Part of a data file
= = = = =

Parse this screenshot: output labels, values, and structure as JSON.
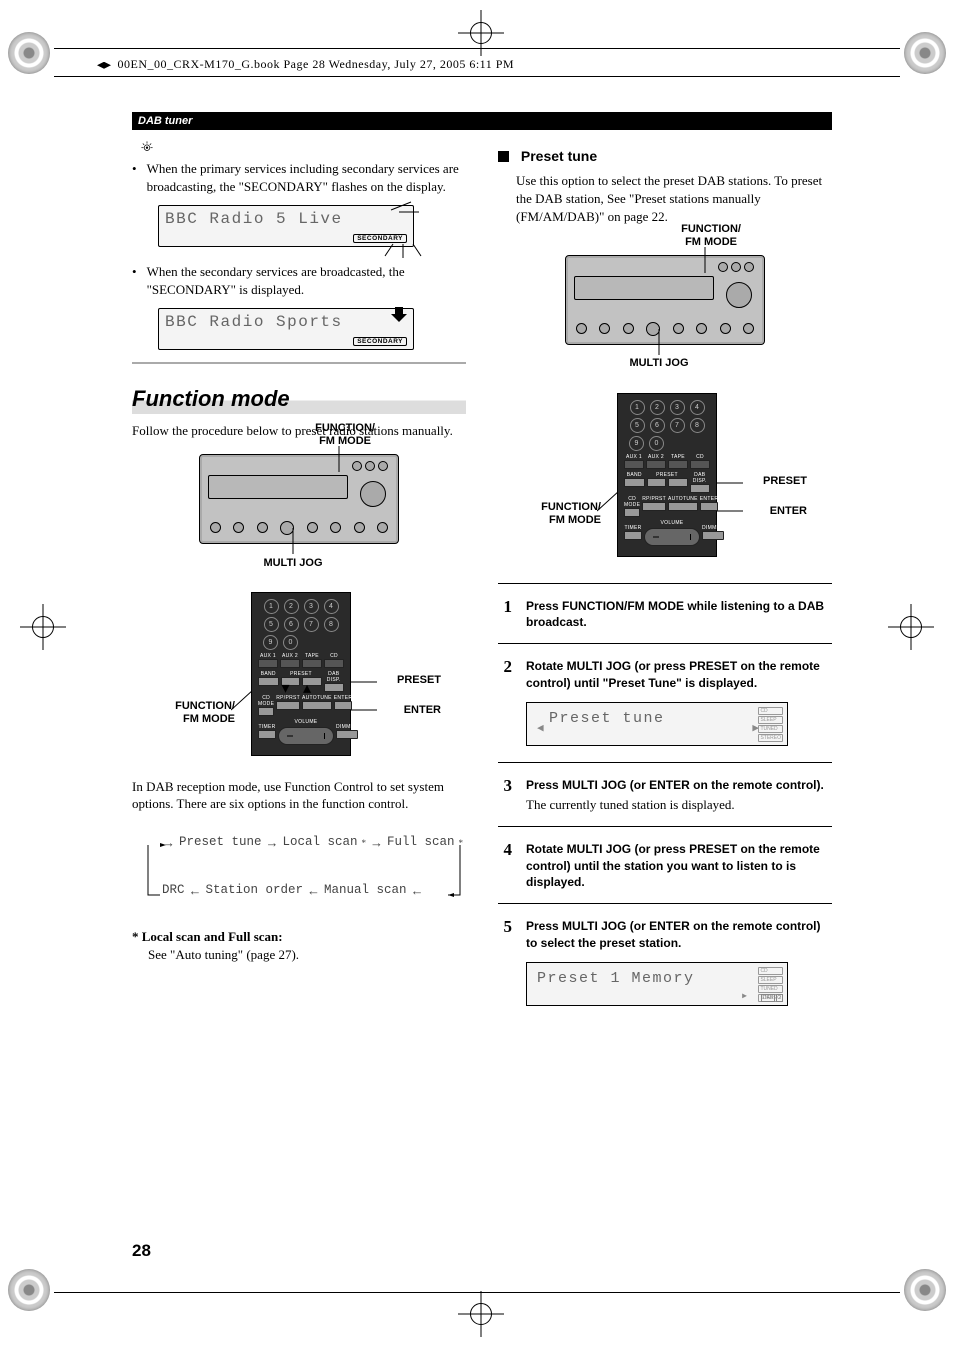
{
  "book_tag": "00EN_00_CRX-M170_G.book  Page 28  Wednesday, July 27, 2005  6:11 PM",
  "section_header": "DAB tuner",
  "left": {
    "bullet1": "When the primary services including secondary services are broadcasting, the \"SECONDARY\" flashes on the display.",
    "lcd1_text": "BBC Radio 5 Live",
    "lcd_badge": "SECONDARY",
    "bullet2": "When the secondary services are broadcasted, the \"SECONDARY\" is displayed.",
    "lcd2_text": "BBC Radio Sports",
    "function_title": "Function mode",
    "function_intro": "Follow the procedure below to preset radio stations manually.",
    "label_function_fm": "FUNCTION/\nFM MODE",
    "label_multijog": "MULTI JOG",
    "label_preset": "PRESET",
    "label_enter": "ENTER",
    "dab_para": "In DAB reception mode, use Function Control to set system options. There are six options  in the function control.",
    "flow": {
      "preset_tune": "Preset tune",
      "local_scan": "Local scan",
      "full_scan": "Full scan",
      "drc": "DRC",
      "station_order": "Station order",
      "manual_scan": "Manual scan"
    },
    "local_full_heading": "* Local scan and Full scan:",
    "local_full_body": "See \"Auto tuning\" (page 27)."
  },
  "right": {
    "preset_tune_h": "Preset tune",
    "preset_para": "Use this option to select the preset DAB stations. To preset the DAB station, See \"Preset stations manually (FM/AM/DAB)\" on page 22.",
    "label_function_fm": "FUNCTION/\nFM MODE",
    "label_multijog": "MULTI JOG",
    "label_preset": "PRESET",
    "label_enter": "ENTER",
    "remote_labels": {
      "aux1": "AUX 1",
      "aux2": "AUX 2",
      "tape": "TAPE",
      "cd": "CD",
      "band": "BAND",
      "preset": "PRESET",
      "dab_disp": "DAB DISP.",
      "cd_mode": "CD MODE",
      "repeat": "RP/PRST",
      "autotune": "AUTOTUNE",
      "enter": "ENTER",
      "timer": "TIMER",
      "volume": "VOLUME",
      "dimmer": "DIMMER"
    },
    "steps": {
      "s1": "Press FUNCTION/FM MODE while listening to a DAB broadcast.",
      "s2": "Rotate MULTI JOG (or press PRESET on the remote control) until \"Preset Tune\" is displayed.",
      "lcd2": "Preset tune",
      "s3_bold": "Press MULTI JOG (or ENTER on the remote control).",
      "s3_plain": "The currently tuned station is displayed.",
      "s4": "Rotate MULTI JOG (or press PRESET on the remote control) until the  station you want to listen to is displayed.",
      "s5": "Press MULTI JOG (or ENTER on the remote control) to select the preset station.",
      "lcd5": "Preset 1  Memory"
    }
  },
  "page_number": "28"
}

= = = = =

• [EXERCISE] The records above must be transcribed exactly. Pictures are left out of the copy.

• [EXERCISE RESPONSE]
Parse this screenshot: output labels, values, and structure as JSON.
{
  "book_tag": "00EN_00_CRX-M170_G.book  Page 28  Wednesday, July 27, 2005  6:11 PM",
  "section_header": "DAB tuner",
  "left": {
    "bullet1": "When the primary services including secondary services are broadcasting, the \"SECONDARY\" flashes on the display.",
    "lcd1_text": "BBC Radio 5 Live",
    "lcd_badge": "SECONDARY",
    "bullet2": "When the secondary services are broadcasted, the \"SECONDARY\" is displayed.",
    "lcd2_text": "BBC Radio Sports",
    "function_title": "Function mode",
    "function_intro": "Follow the procedure below to preset radio stations manually.",
    "label_function_fm": "FUNCTION/\nFM MODE",
    "label_multijog": "MULTI JOG",
    "label_preset": "PRESET",
    "label_enter": "ENTER",
    "dab_para": "In DAB reception mode, use Function Control to set system options. There are six options  in the function control.",
    "flow": {
      "preset_tune": "Preset tune",
      "local_scan": "Local scan",
      "full_scan": "Full scan",
      "drc": "DRC",
      "station_order": "Station order",
      "manual_scan": "Manual scan"
    },
    "local_full_heading": "* Local scan and Full scan:",
    "local_full_body": "See \"Auto tuning\" (page 27)."
  },
  "right": {
    "preset_tune_h": "Preset tune",
    "preset_para": "Use this option to select the preset DAB stations. To preset the DAB station, See \"Preset stations manually (FM/AM/DAB)\" on page 22.",
    "label_function_fm": "FUNCTION/\nFM MODE",
    "label_multijog": "MULTI JOG",
    "label_preset": "PRESET",
    "label_enter": "ENTER",
    "remote_labels": {
      "aux1": "AUX 1",
      "aux2": "AUX 2",
      "tape": "TAPE",
      "cd": "CD",
      "band": "BAND",
      "preset": "PRESET",
      "dab_disp": "DAB DISP.",
      "cd_mode": "CD MODE",
      "repeat": "RP/PRST",
      "autotune": "AUTOTUNE",
      "enter": "ENTER",
      "timer": "TIMER",
      "volume": "VOLUME",
      "dimmer": "DIMMER"
    },
    "steps": {
      "s1": "Press FUNCTION/FM MODE while listening to a DAB broadcast.",
      "s2": "Rotate MULTI JOG (or press PRESET on the remote control) until \"Preset Tune\" is displayed.",
      "lcd2": "Preset tune",
      "s3_bold": "Press MULTI JOG (or ENTER on the remote control).",
      "s3_plain": "The currently tuned station is displayed.",
      "s4": "Rotate MULTI JOG (or press PRESET on the remote control) until the  station you want to listen to is displayed.",
      "s5": "Press MULTI JOG (or ENTER on the remote control) to select the preset station.",
      "lcd5": "Preset 1  Memory"
    }
  },
  "page_number": "28"
}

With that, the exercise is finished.